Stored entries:
'''

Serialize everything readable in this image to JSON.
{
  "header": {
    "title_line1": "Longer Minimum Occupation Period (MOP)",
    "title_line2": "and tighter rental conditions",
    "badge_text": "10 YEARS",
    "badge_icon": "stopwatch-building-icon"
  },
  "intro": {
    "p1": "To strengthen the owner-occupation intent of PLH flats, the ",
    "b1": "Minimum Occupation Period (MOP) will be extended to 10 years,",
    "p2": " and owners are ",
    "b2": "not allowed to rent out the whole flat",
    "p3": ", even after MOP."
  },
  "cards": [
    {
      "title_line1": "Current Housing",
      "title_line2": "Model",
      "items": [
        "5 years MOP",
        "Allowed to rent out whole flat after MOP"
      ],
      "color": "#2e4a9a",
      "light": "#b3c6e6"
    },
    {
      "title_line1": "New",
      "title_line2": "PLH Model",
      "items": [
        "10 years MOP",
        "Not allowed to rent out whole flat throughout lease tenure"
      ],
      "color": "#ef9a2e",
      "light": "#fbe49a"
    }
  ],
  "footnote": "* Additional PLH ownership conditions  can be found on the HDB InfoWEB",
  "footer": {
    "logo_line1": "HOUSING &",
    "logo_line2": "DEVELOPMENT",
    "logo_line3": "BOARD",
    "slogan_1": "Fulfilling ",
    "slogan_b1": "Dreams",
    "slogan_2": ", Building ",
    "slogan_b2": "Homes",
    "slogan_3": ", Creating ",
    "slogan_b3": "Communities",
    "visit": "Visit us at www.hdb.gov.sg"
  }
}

'''

> _Exercise objective_
Repeat the entries exactly, all of them.

> _Task solution_
Serialize everything readable in this image to JSON.
{
  "header": {
    "title_line1": "Longer Minimum Occupation Period (MOP)",
    "title_line2": "and tighter rental conditions",
    "badge_text": "10 YEARS",
    "badge_icon": "stopwatch-building-icon"
  },
  "intro": {
    "p1": "To strengthen the owner-occupation intent of PLH flats, the ",
    "b1": "Minimum Occupation Period (MOP) will be extended to 10 years,",
    "p2": " and owners are ",
    "b2": "not allowed to rent out the whole flat",
    "p3": ", even after MOP."
  },
  "cards": [
    {
      "title_line1": "Current Housing",
      "title_line2": "Model",
      "items": [
        "5 years MOP",
        "Allowed to rent out whole flat after MOP"
      ],
      "color": "#2e4a9a",
      "light": "#b3c6e6"
    },
    {
      "title_line1": "New",
      "title_line2": "PLH Model",
      "items": [
        "10 years MOP",
        "Not allowed to rent out whole flat throughout lease tenure"
      ],
      "color": "#ef9a2e",
      "light": "#fbe49a"
    }
  ],
  "footnote": "* Additional PLH ownership conditions  can be found on the HDB InfoWEB",
  "footer": {
    "logo_line1": "HOUSING &",
    "logo_line2": "DEVELOPMENT",
    "logo_line3": "BOARD",
    "slogan_1": "Fulfilling ",
    "slogan_b1": "Dreams",
    "slogan_2": ", Building ",
    "slogan_b2": "Homes",
    "slogan_3": ", Creating ",
    "slogan_b3": "Communities",
    "visit": "Visit us at www.hdb.gov.sg"
  }
}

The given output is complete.